**Given problem**
Gather every line that includes the word "Amortized", please.
>> START
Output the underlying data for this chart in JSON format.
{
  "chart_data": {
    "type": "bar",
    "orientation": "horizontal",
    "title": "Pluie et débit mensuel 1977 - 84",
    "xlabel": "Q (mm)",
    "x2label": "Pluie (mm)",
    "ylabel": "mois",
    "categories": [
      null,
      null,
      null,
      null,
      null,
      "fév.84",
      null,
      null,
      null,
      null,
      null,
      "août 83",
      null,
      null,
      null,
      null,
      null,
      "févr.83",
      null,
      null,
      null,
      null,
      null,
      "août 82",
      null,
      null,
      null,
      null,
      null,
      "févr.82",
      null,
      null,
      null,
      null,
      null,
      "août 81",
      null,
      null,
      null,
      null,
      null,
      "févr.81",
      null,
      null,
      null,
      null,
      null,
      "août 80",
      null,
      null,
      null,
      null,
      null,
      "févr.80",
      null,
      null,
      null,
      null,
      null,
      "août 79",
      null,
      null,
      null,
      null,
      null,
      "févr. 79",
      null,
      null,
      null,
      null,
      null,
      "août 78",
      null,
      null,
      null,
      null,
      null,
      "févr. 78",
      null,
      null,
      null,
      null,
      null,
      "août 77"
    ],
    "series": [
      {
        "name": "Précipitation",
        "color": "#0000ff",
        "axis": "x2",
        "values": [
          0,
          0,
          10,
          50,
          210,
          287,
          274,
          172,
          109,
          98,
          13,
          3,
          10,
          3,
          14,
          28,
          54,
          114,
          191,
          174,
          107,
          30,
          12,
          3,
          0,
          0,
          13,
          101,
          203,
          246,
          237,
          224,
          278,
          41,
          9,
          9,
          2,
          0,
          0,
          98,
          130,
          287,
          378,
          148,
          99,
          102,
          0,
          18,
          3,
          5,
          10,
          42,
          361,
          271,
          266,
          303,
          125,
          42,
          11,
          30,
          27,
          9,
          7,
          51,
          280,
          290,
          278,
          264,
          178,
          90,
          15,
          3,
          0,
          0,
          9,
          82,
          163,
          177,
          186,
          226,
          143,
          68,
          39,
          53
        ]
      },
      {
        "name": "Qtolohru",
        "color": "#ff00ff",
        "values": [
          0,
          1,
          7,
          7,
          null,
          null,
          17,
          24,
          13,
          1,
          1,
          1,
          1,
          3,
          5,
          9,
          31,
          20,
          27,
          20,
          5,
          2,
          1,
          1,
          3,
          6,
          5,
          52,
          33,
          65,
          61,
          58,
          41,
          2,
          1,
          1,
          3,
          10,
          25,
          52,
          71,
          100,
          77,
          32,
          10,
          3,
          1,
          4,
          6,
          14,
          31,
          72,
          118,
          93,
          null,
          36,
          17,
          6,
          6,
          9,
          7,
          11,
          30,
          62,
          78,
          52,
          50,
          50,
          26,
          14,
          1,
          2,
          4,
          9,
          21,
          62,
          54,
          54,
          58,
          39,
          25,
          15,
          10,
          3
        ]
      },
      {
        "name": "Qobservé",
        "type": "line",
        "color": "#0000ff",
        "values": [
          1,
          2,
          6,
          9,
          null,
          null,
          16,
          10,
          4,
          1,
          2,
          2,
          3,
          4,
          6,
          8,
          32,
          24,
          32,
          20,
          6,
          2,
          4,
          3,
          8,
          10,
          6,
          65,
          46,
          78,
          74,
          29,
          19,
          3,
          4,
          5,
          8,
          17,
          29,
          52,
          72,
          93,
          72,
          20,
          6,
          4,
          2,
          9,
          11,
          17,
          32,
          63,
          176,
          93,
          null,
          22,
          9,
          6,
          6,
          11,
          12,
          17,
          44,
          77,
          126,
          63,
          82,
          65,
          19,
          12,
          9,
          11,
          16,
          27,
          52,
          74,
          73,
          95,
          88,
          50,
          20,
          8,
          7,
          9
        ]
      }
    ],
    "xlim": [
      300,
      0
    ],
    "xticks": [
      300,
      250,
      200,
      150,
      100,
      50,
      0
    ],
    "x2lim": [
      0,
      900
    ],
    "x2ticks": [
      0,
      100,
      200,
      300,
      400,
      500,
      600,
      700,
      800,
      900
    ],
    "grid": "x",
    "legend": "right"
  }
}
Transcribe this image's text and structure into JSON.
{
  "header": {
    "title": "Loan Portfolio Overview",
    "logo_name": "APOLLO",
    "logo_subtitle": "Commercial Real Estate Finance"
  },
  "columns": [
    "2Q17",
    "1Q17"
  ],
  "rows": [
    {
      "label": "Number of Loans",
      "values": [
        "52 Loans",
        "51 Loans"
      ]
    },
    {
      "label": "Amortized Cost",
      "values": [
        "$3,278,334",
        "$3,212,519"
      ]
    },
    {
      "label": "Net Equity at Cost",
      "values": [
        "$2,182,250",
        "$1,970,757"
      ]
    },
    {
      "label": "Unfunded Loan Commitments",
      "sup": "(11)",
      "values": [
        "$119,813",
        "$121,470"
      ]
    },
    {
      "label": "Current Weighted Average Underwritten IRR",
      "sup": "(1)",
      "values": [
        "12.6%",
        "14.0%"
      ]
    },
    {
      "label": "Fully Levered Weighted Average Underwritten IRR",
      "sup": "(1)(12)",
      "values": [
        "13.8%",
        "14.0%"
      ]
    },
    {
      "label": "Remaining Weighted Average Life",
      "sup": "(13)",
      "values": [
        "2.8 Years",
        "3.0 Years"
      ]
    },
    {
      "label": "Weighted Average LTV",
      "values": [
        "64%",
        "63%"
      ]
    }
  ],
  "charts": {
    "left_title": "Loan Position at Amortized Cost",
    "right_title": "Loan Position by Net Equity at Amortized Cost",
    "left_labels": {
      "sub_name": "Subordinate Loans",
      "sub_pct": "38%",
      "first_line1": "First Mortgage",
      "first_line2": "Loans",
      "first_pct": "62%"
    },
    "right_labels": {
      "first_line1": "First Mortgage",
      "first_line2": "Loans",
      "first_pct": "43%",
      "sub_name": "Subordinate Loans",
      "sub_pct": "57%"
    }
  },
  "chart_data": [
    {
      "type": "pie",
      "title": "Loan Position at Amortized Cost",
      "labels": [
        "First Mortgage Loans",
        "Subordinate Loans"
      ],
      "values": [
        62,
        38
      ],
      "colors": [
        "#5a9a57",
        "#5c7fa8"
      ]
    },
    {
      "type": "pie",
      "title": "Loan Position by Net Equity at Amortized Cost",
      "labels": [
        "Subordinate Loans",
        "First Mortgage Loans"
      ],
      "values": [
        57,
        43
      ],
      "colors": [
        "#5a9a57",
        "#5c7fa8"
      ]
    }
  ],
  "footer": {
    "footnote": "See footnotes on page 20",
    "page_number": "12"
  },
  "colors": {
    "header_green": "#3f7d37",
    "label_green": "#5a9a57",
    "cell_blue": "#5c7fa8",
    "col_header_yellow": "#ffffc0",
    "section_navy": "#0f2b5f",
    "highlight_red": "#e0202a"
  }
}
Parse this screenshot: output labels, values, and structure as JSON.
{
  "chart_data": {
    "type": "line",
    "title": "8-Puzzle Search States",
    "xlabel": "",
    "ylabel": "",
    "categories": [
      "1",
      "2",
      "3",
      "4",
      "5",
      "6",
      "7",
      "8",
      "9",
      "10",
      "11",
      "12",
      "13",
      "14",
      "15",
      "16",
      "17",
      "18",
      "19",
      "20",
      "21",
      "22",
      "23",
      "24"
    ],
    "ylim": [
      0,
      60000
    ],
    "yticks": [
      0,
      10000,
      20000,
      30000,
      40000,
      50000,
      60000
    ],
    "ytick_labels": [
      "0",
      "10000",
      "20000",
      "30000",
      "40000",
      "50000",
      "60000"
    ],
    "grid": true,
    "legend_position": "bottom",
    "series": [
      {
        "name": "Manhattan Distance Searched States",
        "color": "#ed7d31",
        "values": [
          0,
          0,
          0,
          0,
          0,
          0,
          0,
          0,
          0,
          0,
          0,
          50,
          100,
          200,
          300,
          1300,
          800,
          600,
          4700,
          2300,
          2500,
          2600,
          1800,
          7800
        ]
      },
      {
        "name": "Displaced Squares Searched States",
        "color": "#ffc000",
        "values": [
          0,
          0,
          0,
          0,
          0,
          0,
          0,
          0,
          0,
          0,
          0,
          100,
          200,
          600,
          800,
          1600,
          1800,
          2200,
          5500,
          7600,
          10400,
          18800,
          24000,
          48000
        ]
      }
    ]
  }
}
>> END
**Expected answer**
      "label": "Amortized Cost",
    "left_title": "Loan Position at Amortized Cost",
    "right_title": "Loan Position by Net Equity at Amortized Cost",
      "title": "Loan Position at Amortized Cost",
      "title": "Loan Position by Net Equity at Amortized Cost",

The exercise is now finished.